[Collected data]
** Begin **
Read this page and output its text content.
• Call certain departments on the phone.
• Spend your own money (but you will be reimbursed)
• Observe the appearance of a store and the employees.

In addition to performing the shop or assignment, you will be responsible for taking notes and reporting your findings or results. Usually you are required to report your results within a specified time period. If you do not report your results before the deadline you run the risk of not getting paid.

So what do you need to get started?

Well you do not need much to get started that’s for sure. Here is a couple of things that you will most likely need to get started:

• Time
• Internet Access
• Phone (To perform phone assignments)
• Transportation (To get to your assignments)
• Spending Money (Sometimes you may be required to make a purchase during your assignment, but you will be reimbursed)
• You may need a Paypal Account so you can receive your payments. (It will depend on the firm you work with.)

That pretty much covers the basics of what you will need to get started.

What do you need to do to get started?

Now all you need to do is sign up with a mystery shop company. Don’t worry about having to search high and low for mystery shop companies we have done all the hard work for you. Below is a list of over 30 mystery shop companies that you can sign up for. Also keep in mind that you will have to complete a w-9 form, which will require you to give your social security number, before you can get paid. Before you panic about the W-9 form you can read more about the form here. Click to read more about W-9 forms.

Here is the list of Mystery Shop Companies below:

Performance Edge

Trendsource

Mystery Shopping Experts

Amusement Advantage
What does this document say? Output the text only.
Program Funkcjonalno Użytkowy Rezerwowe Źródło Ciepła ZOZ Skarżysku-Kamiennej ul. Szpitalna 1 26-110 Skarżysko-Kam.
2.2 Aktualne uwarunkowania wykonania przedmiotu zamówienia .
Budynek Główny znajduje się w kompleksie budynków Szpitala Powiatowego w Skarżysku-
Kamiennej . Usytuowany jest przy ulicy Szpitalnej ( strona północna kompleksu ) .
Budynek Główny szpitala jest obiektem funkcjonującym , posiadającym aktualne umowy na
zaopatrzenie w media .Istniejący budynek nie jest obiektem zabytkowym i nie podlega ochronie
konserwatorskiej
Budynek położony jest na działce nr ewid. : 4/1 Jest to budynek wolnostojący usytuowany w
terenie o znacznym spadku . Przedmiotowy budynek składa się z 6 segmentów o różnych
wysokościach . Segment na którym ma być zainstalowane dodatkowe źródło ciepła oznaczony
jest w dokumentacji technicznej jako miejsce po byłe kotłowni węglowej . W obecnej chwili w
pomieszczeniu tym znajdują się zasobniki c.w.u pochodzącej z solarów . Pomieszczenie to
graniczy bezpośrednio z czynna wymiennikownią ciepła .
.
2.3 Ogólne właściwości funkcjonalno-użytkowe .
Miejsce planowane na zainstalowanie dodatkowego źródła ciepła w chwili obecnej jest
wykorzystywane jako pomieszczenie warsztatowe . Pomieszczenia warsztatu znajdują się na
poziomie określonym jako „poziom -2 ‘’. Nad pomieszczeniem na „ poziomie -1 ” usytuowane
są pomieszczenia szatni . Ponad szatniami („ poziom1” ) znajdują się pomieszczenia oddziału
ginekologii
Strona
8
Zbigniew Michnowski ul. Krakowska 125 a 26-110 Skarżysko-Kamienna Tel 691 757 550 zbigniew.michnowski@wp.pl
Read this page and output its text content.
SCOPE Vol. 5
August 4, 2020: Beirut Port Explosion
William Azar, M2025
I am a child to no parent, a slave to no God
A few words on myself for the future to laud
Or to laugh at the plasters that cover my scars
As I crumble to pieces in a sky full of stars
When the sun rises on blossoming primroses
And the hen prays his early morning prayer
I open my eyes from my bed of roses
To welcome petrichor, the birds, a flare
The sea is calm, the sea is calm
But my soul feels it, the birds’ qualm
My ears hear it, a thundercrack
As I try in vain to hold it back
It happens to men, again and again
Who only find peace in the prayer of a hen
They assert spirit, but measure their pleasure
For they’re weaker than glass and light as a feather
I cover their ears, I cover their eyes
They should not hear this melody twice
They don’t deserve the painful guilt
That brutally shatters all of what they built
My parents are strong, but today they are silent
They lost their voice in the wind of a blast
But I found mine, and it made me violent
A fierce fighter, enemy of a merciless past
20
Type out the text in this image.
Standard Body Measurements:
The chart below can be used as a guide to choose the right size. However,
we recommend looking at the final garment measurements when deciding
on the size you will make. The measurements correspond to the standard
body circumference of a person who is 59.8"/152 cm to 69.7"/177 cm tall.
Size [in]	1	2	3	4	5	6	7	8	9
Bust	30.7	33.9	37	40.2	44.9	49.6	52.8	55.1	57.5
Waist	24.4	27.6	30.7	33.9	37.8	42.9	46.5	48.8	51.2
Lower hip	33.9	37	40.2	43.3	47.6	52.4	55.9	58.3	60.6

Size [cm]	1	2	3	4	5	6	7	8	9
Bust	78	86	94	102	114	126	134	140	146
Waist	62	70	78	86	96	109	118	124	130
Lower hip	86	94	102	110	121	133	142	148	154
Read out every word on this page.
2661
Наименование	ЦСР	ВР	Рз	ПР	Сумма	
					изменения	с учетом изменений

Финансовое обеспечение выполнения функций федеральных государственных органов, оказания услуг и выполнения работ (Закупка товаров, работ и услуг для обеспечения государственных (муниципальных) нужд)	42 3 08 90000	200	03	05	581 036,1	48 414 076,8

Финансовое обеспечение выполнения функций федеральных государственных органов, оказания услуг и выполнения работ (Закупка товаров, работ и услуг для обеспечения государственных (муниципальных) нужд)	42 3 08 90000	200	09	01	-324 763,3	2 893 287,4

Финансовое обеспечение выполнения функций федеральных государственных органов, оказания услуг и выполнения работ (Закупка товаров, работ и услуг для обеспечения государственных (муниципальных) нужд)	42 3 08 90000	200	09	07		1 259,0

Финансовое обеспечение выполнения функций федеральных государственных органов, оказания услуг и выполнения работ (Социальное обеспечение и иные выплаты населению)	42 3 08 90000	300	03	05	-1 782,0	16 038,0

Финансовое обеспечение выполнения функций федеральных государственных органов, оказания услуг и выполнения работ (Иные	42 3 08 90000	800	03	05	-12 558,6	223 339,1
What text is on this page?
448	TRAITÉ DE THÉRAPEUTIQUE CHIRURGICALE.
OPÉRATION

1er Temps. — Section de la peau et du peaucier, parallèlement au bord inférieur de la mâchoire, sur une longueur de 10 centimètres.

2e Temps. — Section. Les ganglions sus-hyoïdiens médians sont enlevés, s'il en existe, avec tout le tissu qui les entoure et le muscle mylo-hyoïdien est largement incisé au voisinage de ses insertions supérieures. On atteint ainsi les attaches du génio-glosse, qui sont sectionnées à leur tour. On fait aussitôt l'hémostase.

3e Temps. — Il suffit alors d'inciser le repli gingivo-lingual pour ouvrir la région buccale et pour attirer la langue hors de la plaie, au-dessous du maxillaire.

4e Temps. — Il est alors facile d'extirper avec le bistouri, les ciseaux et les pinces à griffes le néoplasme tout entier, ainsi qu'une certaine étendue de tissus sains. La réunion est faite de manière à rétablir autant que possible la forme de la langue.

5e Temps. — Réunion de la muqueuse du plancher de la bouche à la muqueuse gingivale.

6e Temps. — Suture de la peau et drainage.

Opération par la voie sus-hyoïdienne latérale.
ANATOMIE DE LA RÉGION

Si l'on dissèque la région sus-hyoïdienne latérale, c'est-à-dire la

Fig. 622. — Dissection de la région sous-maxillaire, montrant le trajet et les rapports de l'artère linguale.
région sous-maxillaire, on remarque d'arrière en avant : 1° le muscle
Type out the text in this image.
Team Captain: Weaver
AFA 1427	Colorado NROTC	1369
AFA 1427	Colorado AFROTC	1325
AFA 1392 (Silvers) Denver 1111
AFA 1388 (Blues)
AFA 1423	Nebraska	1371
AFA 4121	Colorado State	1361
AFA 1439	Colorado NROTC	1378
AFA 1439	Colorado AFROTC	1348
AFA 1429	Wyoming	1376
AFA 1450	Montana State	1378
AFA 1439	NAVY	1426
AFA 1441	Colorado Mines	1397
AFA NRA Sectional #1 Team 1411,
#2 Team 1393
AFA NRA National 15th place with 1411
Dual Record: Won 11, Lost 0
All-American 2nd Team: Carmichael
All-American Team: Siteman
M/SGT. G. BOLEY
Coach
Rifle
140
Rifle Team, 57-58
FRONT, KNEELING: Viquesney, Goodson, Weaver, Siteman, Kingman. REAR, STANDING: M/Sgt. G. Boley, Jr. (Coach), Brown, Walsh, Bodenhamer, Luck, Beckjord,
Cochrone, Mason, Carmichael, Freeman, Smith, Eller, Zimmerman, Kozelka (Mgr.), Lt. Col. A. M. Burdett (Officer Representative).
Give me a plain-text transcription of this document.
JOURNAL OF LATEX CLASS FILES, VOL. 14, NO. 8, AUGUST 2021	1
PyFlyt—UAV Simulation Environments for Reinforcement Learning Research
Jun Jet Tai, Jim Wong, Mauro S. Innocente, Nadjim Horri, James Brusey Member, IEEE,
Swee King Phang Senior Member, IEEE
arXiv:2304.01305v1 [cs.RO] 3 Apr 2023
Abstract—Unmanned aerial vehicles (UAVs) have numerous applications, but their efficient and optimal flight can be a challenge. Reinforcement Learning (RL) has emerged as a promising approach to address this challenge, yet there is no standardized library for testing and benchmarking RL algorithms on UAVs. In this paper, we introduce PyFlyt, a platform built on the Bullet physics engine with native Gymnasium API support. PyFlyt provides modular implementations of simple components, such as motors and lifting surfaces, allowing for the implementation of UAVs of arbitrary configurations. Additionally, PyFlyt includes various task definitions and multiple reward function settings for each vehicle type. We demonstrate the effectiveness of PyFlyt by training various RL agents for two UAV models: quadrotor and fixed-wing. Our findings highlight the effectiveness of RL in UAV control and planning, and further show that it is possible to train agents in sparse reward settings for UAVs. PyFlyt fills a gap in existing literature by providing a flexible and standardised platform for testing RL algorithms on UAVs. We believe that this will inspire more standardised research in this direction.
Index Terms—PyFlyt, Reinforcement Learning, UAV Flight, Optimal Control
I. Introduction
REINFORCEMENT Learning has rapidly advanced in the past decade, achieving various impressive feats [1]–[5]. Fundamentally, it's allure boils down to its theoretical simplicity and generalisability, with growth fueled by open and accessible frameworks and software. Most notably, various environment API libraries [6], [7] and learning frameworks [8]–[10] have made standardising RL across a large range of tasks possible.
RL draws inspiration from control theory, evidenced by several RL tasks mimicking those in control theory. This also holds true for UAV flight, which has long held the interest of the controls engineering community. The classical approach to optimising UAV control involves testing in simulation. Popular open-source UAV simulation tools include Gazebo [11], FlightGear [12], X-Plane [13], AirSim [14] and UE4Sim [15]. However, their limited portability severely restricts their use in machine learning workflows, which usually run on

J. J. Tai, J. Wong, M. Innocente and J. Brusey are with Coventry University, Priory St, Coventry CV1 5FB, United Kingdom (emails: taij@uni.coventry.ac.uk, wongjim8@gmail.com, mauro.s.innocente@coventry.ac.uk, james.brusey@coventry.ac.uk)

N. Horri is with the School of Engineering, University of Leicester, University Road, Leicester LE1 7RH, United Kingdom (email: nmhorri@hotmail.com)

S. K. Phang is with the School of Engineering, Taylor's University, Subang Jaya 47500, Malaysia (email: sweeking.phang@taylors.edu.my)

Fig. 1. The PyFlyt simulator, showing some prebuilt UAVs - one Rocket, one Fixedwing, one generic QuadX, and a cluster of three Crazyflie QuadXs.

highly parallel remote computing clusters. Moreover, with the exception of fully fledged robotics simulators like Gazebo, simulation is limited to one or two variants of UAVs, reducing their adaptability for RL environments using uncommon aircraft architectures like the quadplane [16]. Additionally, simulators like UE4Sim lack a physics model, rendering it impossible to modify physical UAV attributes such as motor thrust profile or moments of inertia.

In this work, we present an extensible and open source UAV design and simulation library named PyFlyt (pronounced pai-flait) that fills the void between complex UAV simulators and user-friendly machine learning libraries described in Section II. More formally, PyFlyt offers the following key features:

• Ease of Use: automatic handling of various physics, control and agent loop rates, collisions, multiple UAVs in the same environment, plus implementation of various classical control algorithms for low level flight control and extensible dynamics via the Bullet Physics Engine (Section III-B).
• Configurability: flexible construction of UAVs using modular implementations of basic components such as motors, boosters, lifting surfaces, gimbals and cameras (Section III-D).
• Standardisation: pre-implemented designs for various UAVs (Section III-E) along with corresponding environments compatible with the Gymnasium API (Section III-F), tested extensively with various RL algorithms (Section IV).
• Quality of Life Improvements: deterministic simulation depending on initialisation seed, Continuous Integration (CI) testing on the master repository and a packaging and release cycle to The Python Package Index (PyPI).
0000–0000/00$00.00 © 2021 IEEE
** End **
Identify each line containing the string "limited" and copy it out.

# [Problem solution]
RL draws inspiration from control theory, evidenced by several RL tasks mimicking those in control theory. This also holds true for UAV flight, which has long held the interest of the controls engineering community. The classical approach to optimising UAV control involves testing in simulation. Popular open-source UAV simulation tools include Gazebo [11], FlightGear [12], X-Plane [13], AirSim [14] and UE4Sim [15]. However, their limited portability severely restricts their use in machine learning workflows, which usually run on
highly parallel remote computing clusters. Moreover, with the exception of fully fledged robotics simulators like Gazebo, simulation is limited to one or two variants of UAVs, reducing their adaptability for RL environments using uncommon aircraft architectures like the quadplane [16]. Additionally, simulators like UE4Sim lack a physics model, rendering it impossible to modify physical UAV attributes such as motor thrust profile or moments of inertia.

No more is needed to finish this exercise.